Task to carry out: Write out the line with "Parse this chart and return its data as JSON." and every later line through the end of the data below, exactly as given, with no pictures in the copy.

Records shown:
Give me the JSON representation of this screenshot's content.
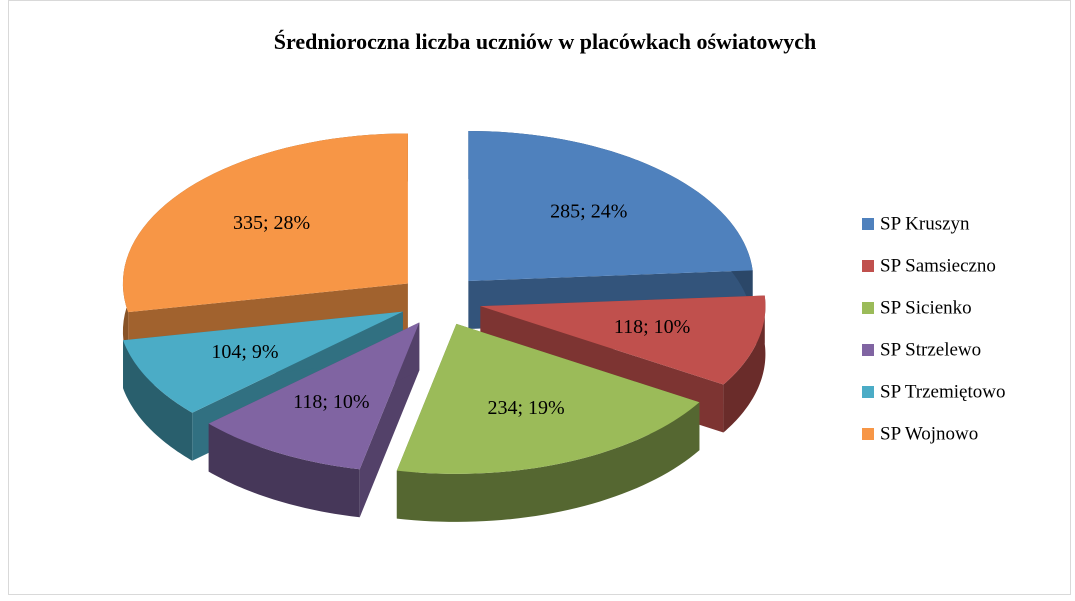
{
  "chart_data": {
    "type": "pie",
    "title": "Średnioroczna liczba uczniów w placówkach oświatowych",
    "categories": [
      "SP Kruszyn",
      "SP Samsieczno",
      "SP Sicienko",
      "SP Strzelewo",
      "SP Trzemiętowo",
      "SP Wojnowo"
    ],
    "values": [
      285,
      118,
      234,
      118,
      104,
      335
    ],
    "value_labels": [
      "285; 24%",
      "118; 10%",
      "234; 19%",
      "118; 10%",
      "104; 9%",
      "335; 28%"
    ],
    "colors": [
      "#4f81bd",
      "#c0504d",
      "#9bbb59",
      "#8064a2",
      "#4bacc6",
      "#f79646"
    ],
    "legend": "right"
  }
}
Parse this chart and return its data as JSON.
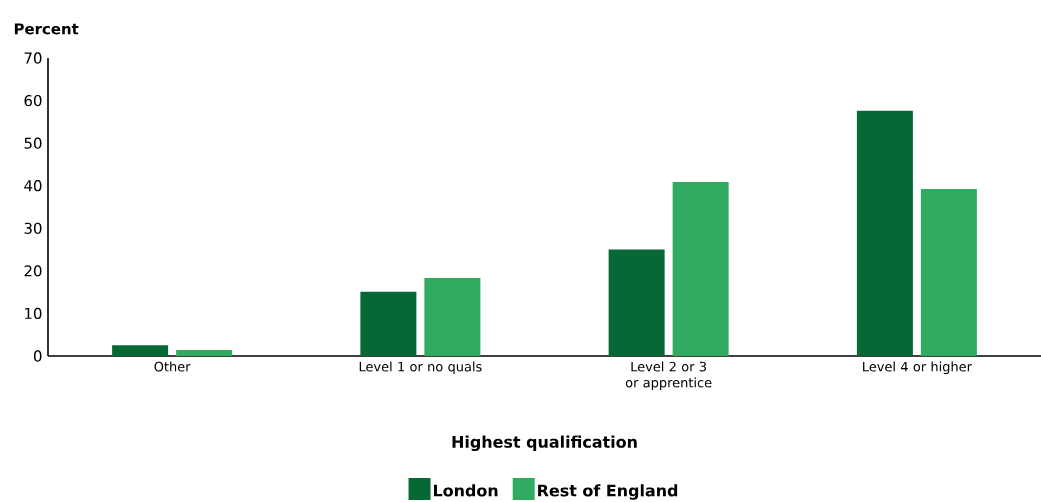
{
  "chart_data": {
    "type": "bar",
    "xlabel": "Highest qualification",
    "ylabel": "Percent",
    "categories": [
      "Other",
      "Level 1 or no quals",
      "Level 2 or 3 or apprentice",
      "Level 4 or higher"
    ],
    "series": [
      {
        "name": "London",
        "color": "#056835",
        "values": [
          2.5,
          15.1,
          25.0,
          57.6
        ]
      },
      {
        "name": "Rest of England",
        "color": "#31ab61",
        "values": [
          1.4,
          18.3,
          40.9,
          39.2
        ]
      }
    ],
    "ylim": [
      0,
      70
    ],
    "yticks": [
      0,
      10,
      20,
      30,
      40,
      50,
      60,
      70
    ],
    "legend": "bottom"
  }
}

The result:
Parse this chart and return its data as JSON.
{
  "chart_data": {
    "type": "bar",
    "xlabel": "Highest qualification",
    "ylabel": "Percent",
    "categories": [
      "Other",
      "Level 1 or no quals",
      "Level 2 or 3 or apprentice",
      "Level 4 or higher"
    ],
    "series": [
      {
        "name": "London",
        "color": "#056835",
        "values": [
          2.5,
          15.1,
          25.0,
          57.6
        ]
      },
      {
        "name": "Rest of England",
        "color": "#31ab61",
        "values": [
          1.4,
          18.3,
          40.9,
          39.2
        ]
      }
    ],
    "ylim": [
      0,
      70
    ],
    "yticks": [
      0,
      10,
      20,
      30,
      40,
      50,
      60,
      70
    ],
    "legend": "bottom"
  }
}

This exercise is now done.